OBJECTIVE | Repeat the listing below in full, exactly as it stands.

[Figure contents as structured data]
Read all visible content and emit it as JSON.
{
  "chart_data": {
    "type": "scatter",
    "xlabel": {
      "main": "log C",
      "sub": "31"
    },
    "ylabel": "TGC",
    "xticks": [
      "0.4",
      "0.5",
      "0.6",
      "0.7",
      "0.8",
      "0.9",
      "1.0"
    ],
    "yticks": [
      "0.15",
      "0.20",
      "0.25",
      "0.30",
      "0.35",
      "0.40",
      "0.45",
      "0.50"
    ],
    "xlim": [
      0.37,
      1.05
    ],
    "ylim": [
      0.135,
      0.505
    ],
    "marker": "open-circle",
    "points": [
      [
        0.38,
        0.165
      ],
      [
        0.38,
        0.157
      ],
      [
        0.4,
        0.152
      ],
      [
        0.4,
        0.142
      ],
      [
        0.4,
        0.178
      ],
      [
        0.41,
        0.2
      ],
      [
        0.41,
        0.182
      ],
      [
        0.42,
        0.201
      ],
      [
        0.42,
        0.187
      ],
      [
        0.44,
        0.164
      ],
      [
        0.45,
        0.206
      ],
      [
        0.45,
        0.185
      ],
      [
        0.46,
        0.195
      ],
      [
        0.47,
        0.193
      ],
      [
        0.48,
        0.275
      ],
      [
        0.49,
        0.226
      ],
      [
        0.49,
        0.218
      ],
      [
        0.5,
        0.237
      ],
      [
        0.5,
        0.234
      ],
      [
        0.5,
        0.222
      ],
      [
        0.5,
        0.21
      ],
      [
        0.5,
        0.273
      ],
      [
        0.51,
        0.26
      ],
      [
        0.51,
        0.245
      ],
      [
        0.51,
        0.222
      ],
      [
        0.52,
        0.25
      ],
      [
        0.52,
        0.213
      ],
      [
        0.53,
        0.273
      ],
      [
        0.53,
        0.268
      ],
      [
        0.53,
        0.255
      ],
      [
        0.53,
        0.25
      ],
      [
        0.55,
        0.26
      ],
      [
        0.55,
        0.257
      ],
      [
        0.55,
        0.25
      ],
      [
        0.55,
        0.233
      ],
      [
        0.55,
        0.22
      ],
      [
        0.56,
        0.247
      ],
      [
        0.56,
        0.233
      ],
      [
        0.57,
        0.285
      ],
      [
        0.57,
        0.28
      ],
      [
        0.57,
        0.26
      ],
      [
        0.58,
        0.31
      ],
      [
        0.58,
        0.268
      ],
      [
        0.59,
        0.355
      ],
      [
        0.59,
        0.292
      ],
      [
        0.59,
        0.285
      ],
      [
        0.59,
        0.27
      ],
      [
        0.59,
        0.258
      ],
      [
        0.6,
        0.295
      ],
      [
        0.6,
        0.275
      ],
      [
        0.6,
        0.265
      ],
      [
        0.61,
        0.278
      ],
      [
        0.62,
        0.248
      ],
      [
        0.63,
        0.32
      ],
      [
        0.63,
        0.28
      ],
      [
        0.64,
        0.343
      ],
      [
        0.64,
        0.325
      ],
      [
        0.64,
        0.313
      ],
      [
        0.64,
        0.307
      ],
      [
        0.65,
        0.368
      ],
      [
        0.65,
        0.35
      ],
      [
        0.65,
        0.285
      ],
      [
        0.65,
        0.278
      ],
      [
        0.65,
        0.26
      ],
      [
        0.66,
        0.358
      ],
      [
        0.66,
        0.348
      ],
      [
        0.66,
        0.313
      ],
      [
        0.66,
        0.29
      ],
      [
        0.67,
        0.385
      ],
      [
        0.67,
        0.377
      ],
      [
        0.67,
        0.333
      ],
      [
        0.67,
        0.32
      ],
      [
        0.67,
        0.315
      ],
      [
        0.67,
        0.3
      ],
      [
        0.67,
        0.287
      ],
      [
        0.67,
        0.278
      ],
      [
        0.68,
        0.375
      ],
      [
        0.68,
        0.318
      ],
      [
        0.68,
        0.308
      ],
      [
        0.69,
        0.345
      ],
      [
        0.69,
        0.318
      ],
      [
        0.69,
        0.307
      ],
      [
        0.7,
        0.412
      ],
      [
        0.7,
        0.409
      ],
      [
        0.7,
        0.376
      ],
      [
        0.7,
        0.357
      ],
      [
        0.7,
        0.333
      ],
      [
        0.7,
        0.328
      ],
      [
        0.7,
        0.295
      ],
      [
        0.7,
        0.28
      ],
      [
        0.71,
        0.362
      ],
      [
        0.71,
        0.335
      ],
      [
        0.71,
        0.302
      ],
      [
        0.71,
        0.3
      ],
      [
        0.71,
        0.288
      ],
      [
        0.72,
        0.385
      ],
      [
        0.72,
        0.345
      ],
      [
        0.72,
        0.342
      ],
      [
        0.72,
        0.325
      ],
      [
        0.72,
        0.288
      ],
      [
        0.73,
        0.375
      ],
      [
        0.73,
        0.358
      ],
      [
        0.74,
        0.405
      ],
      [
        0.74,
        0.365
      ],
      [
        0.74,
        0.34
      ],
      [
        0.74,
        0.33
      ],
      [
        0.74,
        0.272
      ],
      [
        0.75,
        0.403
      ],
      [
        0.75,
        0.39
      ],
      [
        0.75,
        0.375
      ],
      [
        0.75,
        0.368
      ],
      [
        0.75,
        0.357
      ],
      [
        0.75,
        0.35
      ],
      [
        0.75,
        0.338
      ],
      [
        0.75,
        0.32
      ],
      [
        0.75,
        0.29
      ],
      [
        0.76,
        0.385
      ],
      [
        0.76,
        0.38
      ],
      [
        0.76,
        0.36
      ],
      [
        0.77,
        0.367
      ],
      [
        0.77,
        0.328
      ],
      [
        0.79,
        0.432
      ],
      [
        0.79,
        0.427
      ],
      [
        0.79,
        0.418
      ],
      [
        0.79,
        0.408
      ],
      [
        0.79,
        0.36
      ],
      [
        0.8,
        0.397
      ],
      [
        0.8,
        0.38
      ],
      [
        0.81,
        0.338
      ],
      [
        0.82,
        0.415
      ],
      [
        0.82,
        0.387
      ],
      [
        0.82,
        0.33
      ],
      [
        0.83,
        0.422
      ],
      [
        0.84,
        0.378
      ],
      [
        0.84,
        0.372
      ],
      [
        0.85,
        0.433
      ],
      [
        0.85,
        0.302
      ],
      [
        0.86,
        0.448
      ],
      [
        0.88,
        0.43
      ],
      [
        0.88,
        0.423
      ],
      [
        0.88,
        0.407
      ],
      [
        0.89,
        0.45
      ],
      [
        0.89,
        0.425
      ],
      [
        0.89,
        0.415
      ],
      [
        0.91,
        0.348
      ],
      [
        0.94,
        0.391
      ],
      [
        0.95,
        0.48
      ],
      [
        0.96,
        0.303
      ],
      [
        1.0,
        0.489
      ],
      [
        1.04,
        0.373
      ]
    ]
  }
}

IN RESPONSE |
Read all visible content and emit it as JSON.
{
  "chart_data": {
    "type": "scatter",
    "xlabel": {
      "main": "log C",
      "sub": "31"
    },
    "ylabel": "TGC",
    "xticks": [
      "0.4",
      "0.5",
      "0.6",
      "0.7",
      "0.8",
      "0.9",
      "1.0"
    ],
    "yticks": [
      "0.15",
      "0.20",
      "0.25",
      "0.30",
      "0.35",
      "0.40",
      "0.45",
      "0.50"
    ],
    "xlim": [
      0.37,
      1.05
    ],
    "ylim": [
      0.135,
      0.505
    ],
    "marker": "open-circle",
    "points": [
      [
        0.38,
        0.165
      ],
      [
        0.38,
        0.157
      ],
      [
        0.4,
        0.152
      ],
      [
        0.4,
        0.142
      ],
      [
        0.4,
        0.178
      ],
      [
        0.41,
        0.2
      ],
      [
        0.41,
        0.182
      ],
      [
        0.42,
        0.201
      ],
      [
        0.42,
        0.187
      ],
      [
        0.44,
        0.164
      ],
      [
        0.45,
        0.206
      ],
      [
        0.45,
        0.185
      ],
      [
        0.46,
        0.195
      ],
      [
        0.47,
        0.193
      ],
      [
        0.48,
        0.275
      ],
      [
        0.49,
        0.226
      ],
      [
        0.49,
        0.218
      ],
      [
        0.5,
        0.237
      ],
      [
        0.5,
        0.234
      ],
      [
        0.5,
        0.222
      ],
      [
        0.5,
        0.21
      ],
      [
        0.5,
        0.273
      ],
      [
        0.51,
        0.26
      ],
      [
        0.51,
        0.245
      ],
      [
        0.51,
        0.222
      ],
      [
        0.52,
        0.25
      ],
      [
        0.52,
        0.213
      ],
      [
        0.53,
        0.273
      ],
      [
        0.53,
        0.268
      ],
      [
        0.53,
        0.255
      ],
      [
        0.53,
        0.25
      ],
      [
        0.55,
        0.26
      ],
      [
        0.55,
        0.257
      ],
      [
        0.55,
        0.25
      ],
      [
        0.55,
        0.233
      ],
      [
        0.55,
        0.22
      ],
      [
        0.56,
        0.247
      ],
      [
        0.56,
        0.233
      ],
      [
        0.57,
        0.285
      ],
      [
        0.57,
        0.28
      ],
      [
        0.57,
        0.26
      ],
      [
        0.58,
        0.31
      ],
      [
        0.58,
        0.268
      ],
      [
        0.59,
        0.355
      ],
      [
        0.59,
        0.292
      ],
      [
        0.59,
        0.285
      ],
      [
        0.59,
        0.27
      ],
      [
        0.59,
        0.258
      ],
      [
        0.6,
        0.295
      ],
      [
        0.6,
        0.275
      ],
      [
        0.6,
        0.265
      ],
      [
        0.61,
        0.278
      ],
      [
        0.62,
        0.248
      ],
      [
        0.63,
        0.32
      ],
      [
        0.63,
        0.28
      ],
      [
        0.64,
        0.343
      ],
      [
        0.64,
        0.325
      ],
      [
        0.64,
        0.313
      ],
      [
        0.64,
        0.307
      ],
      [
        0.65,
        0.368
      ],
      [
        0.65,
        0.35
      ],
      [
        0.65,
        0.285
      ],
      [
        0.65,
        0.278
      ],
      [
        0.65,
        0.26
      ],
      [
        0.66,
        0.358
      ],
      [
        0.66,
        0.348
      ],
      [
        0.66,
        0.313
      ],
      [
        0.66,
        0.29
      ],
      [
        0.67,
        0.385
      ],
      [
        0.67,
        0.377
      ],
      [
        0.67,
        0.333
      ],
      [
        0.67,
        0.32
      ],
      [
        0.67,
        0.315
      ],
      [
        0.67,
        0.3
      ],
      [
        0.67,
        0.287
      ],
      [
        0.67,
        0.278
      ],
      [
        0.68,
        0.375
      ],
      [
        0.68,
        0.318
      ],
      [
        0.68,
        0.308
      ],
      [
        0.69,
        0.345
      ],
      [
        0.69,
        0.318
      ],
      [
        0.69,
        0.307
      ],
      [
        0.7,
        0.412
      ],
      [
        0.7,
        0.409
      ],
      [
        0.7,
        0.376
      ],
      [
        0.7,
        0.357
      ],
      [
        0.7,
        0.333
      ],
      [
        0.7,
        0.328
      ],
      [
        0.7,
        0.295
      ],
      [
        0.7,
        0.28
      ],
      [
        0.71,
        0.362
      ],
      [
        0.71,
        0.335
      ],
      [
        0.71,
        0.302
      ],
      [
        0.71,
        0.3
      ],
      [
        0.71,
        0.288
      ],
      [
        0.72,
        0.385
      ],
      [
        0.72,
        0.345
      ],
      [
        0.72,
        0.342
      ],
      [
        0.72,
        0.325
      ],
      [
        0.72,
        0.288
      ],
      [
        0.73,
        0.375
      ],
      [
        0.73,
        0.358
      ],
      [
        0.74,
        0.405
      ],
      [
        0.74,
        0.365
      ],
      [
        0.74,
        0.34
      ],
      [
        0.74,
        0.33
      ],
      [
        0.74,
        0.272
      ],
      [
        0.75,
        0.403
      ],
      [
        0.75,
        0.39
      ],
      [
        0.75,
        0.375
      ],
      [
        0.75,
        0.368
      ],
      [
        0.75,
        0.357
      ],
      [
        0.75,
        0.35
      ],
      [
        0.75,
        0.338
      ],
      [
        0.75,
        0.32
      ],
      [
        0.75,
        0.29
      ],
      [
        0.76,
        0.385
      ],
      [
        0.76,
        0.38
      ],
      [
        0.76,
        0.36
      ],
      [
        0.77,
        0.367
      ],
      [
        0.77,
        0.328
      ],
      [
        0.79,
        0.432
      ],
      [
        0.79,
        0.427
      ],
      [
        0.79,
        0.418
      ],
      [
        0.79,
        0.408
      ],
      [
        0.79,
        0.36
      ],
      [
        0.8,
        0.397
      ],
      [
        0.8,
        0.38
      ],
      [
        0.81,
        0.338
      ],
      [
        0.82,
        0.415
      ],
      [
        0.82,
        0.387
      ],
      [
        0.82,
        0.33
      ],
      [
        0.83,
        0.422
      ],
      [
        0.84,
        0.378
      ],
      [
        0.84,
        0.372
      ],
      [
        0.85,
        0.433
      ],
      [
        0.85,
        0.302
      ],
      [
        0.86,
        0.448
      ],
      [
        0.88,
        0.43
      ],
      [
        0.88,
        0.423
      ],
      [
        0.88,
        0.407
      ],
      [
        0.89,
        0.45
      ],
      [
        0.89,
        0.425
      ],
      [
        0.89,
        0.415
      ],
      [
        0.91,
        0.348
      ],
      [
        0.94,
        0.391
      ],
      [
        0.95,
        0.48
      ],
      [
        0.96,
        0.303
      ],
      [
        1.0,
        0.489
      ],
      [
        1.04,
        0.373
      ]
    ]
  }
}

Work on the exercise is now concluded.